[Given exercise] Identify each line in the records below that contains the word "cohorts", and copy it.

[Record set]
•••••
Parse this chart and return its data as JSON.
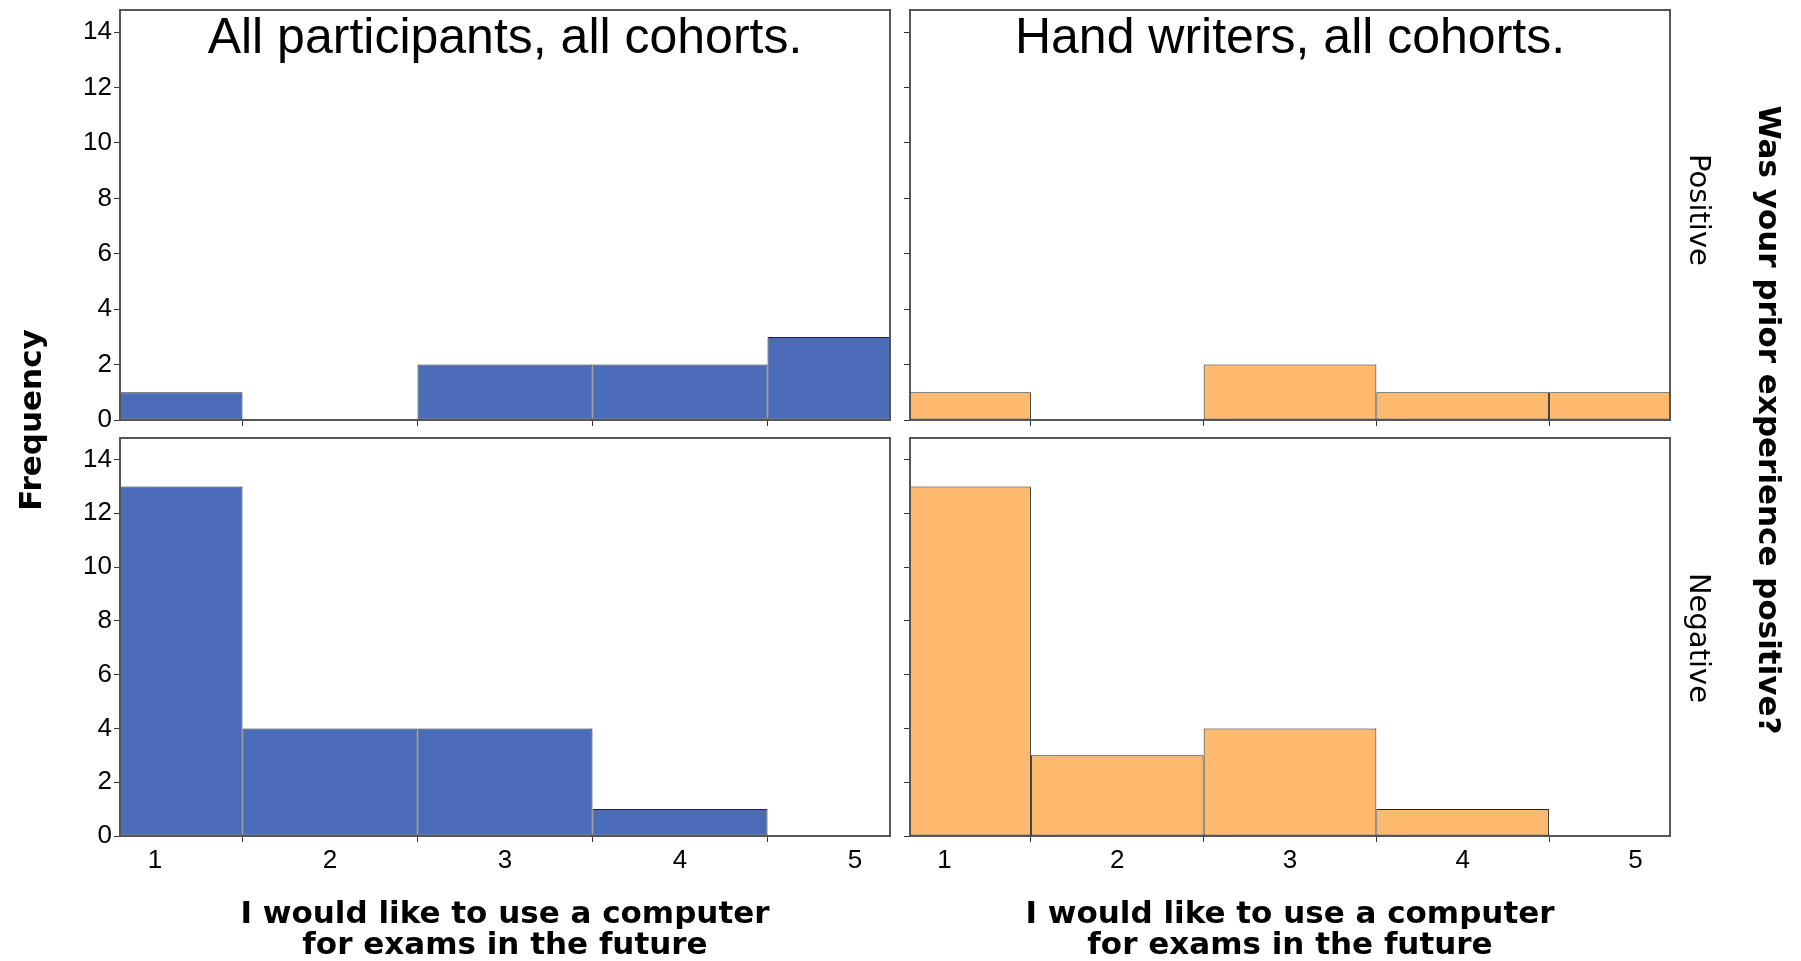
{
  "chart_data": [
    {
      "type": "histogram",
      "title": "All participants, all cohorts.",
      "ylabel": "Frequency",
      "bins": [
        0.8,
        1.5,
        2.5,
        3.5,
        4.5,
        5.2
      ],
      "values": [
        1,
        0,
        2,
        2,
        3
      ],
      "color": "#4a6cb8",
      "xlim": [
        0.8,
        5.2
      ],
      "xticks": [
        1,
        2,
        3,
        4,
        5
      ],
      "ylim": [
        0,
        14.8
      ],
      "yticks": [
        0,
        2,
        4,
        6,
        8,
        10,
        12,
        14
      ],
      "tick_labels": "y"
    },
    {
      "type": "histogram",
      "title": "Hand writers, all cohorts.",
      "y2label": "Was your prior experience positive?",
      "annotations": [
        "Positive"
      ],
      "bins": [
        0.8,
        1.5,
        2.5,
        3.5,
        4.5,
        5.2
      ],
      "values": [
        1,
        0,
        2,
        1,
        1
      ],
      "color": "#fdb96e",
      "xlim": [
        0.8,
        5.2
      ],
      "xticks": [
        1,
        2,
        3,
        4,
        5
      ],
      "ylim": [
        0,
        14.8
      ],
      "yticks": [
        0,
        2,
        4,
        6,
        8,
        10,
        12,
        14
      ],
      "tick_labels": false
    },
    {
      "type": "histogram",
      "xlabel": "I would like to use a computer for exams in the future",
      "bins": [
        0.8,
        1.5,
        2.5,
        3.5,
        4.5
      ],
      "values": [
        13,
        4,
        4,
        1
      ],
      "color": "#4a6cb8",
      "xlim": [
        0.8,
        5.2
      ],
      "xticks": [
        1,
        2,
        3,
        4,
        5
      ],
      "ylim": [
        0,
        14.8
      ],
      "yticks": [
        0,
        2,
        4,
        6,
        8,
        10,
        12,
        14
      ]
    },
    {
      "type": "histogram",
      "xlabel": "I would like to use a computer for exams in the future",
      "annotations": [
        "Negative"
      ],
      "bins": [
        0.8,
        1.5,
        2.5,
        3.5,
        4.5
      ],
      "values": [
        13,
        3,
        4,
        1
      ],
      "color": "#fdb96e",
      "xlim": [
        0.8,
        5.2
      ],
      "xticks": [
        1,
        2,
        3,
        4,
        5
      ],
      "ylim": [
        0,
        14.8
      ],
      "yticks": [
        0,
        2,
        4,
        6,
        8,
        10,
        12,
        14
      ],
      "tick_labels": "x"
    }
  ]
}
•••••
[Solution to this task]
      "title": "All participants, all cohorts.",
      "title": "Hand writers, all cohorts.",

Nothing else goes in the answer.